Extrait du texte:
※
Interview

Situation du pays, dialogue national, 3éme mandat de Macky Sall: Cheikh Bamba Diéye crache ses vérités

Cheikh Bamba Diéye
Cheikh Bamba Diéye, sg fsd/bj

n retrait dans sa ville de Saint-Louis, Cheikh Bamba Dièye nous a accordé cette interview dans laquelle il dénonce le «spectacle affligeant» d’attitudes puériles, de banalités et de dérives qu’offrent les politiciens, y compris des opposants, dont il «déteste» les querelles récentes (Mamadou Lamine Diallo-Decroix). Ayant reçu la visite de son ami Khalifa Sall, Cheikh Bamba Dièye confirme leur dynamique unitaire pour  «contribuer à abréger les souffrances des Sénégalais». Candidat à la mairie de Saint-Louis, il réduit la gestion de Mansour Faye à la triptyque : incompétence, indolence, clanisme. De même, il fustige la «cruauté» de l’Etat qui laisse la brèche ouverte à la Langue de Barbarie continuer à tuer des centaines de jeunes. Sur la hausse des prix, il affirme que le «pire est toujours à craindre, lorsque le cynisme est érigé en mode de gouvernance». Considérant que la Constitution a clos le débat sur une 3ème candidature de Macky Sall, pour lui, ce serait un «coup d’Etat constitutionnel» auquel les Sénégalais feront face, le cas échéant. Pour le dialogue national qu’il renie, il pense que l’opposition qui y participe sera juste le dindon de la farce que Macky Sall sert quand il veut porter un coup à la démocratie.
※
Matériel fourni:
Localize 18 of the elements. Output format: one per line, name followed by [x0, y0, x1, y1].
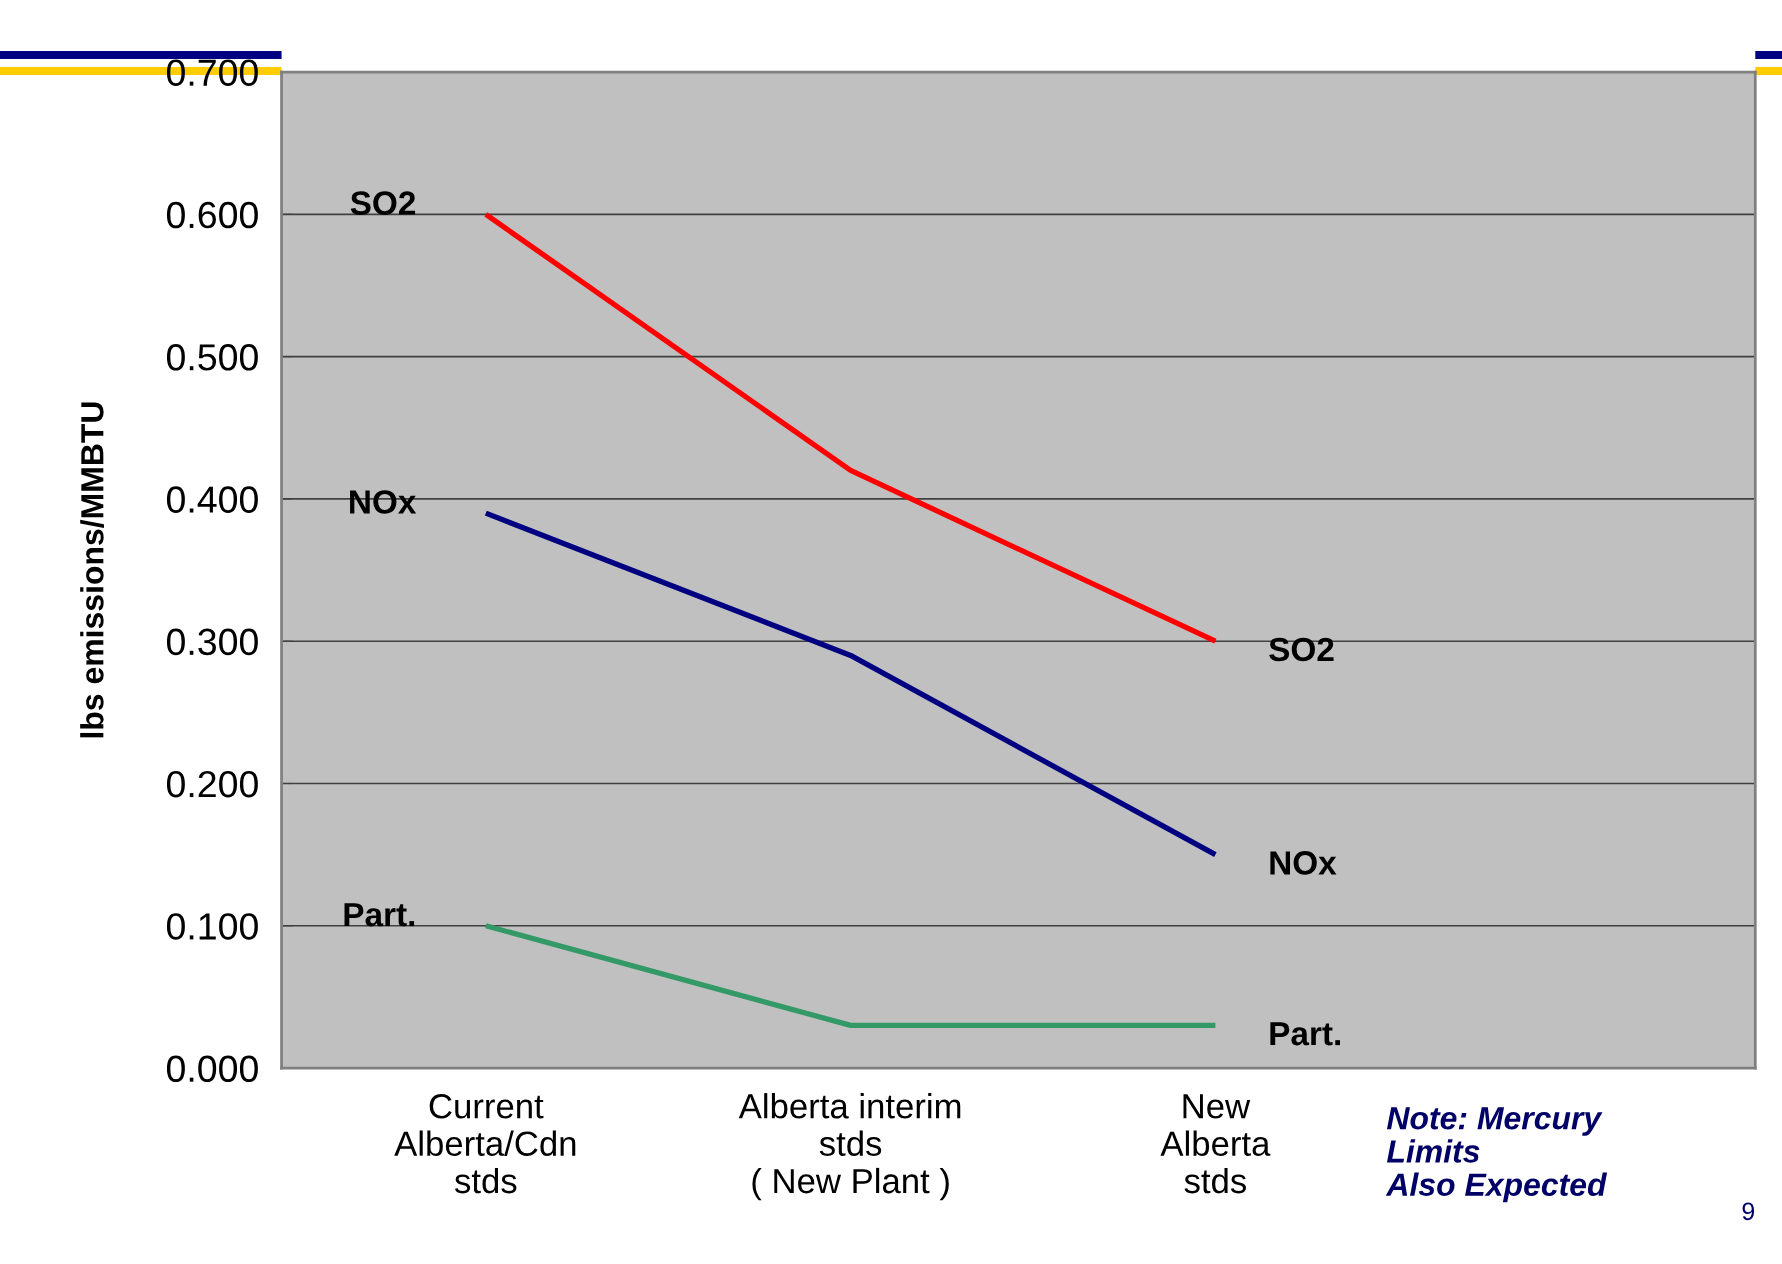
※
Consigne A:
Traduisez en anglais cette phrase de l'extrait du texte : « De même, il fustige la «cruauté» de l’Etat qui laisse la brèche ouverte à la Langue de Barbarie continuer à tuer des centaines de jeunes. »
Consigne B:
Reprenez l'extrait du texte consacré à l'entretien sur la situation du pays et poursuivez-le après sa dernière phrase.

Réponse attendue A:
Likewise, he lambastes the "cruelty" of the State, which leaves the breach at the Langue de Barbarie open to go on killing hundreds of young people.

Réponse attendue B:
Les Echos : On vous entend de moins en moins ces derniers temps. Qu’est-ce qui explique cette posture ?

Cheikh Bamba Dièye : Ce n’est pas qu’on ne m’entend plus, mais je suis devenu plus regardant sur les sujets qui nous interpellent. Pour un pays pauvre, gangrené par le vol, la corruption et le déni de droit, l’étalage d’insouciance qui nous caractérise me sidère. Les invectives, les insanités, le mensonge, le folklore et les attitudes puériles sont devenus le menu préféré des politiciens et apparemment, les gens adorent les voir se comporter de la sorte. Ce spectacle affligeant de banalités occupe les plateaux et remplit les pages des journaux. Je constate pour m’en désoler cet état de fait. Je ne puis m’autoriser la liberté de participer à cette dérive. C’est pour cela que je suis en retrait. Dans mes moments de communication, j’insiste beaucoup sur un recentrage sur nos vraies priorités. Le débat national doit être focalisé sur la situation désastreuse du pays, sur les manquements, sur les retards cumulés et sur les injustices récurrentes que nous subissons.

Vous parlez de spectacle affligeant. On a vu des leaders de l’opposition se tirer dessus. Comment appréciez-vous ces querelles ?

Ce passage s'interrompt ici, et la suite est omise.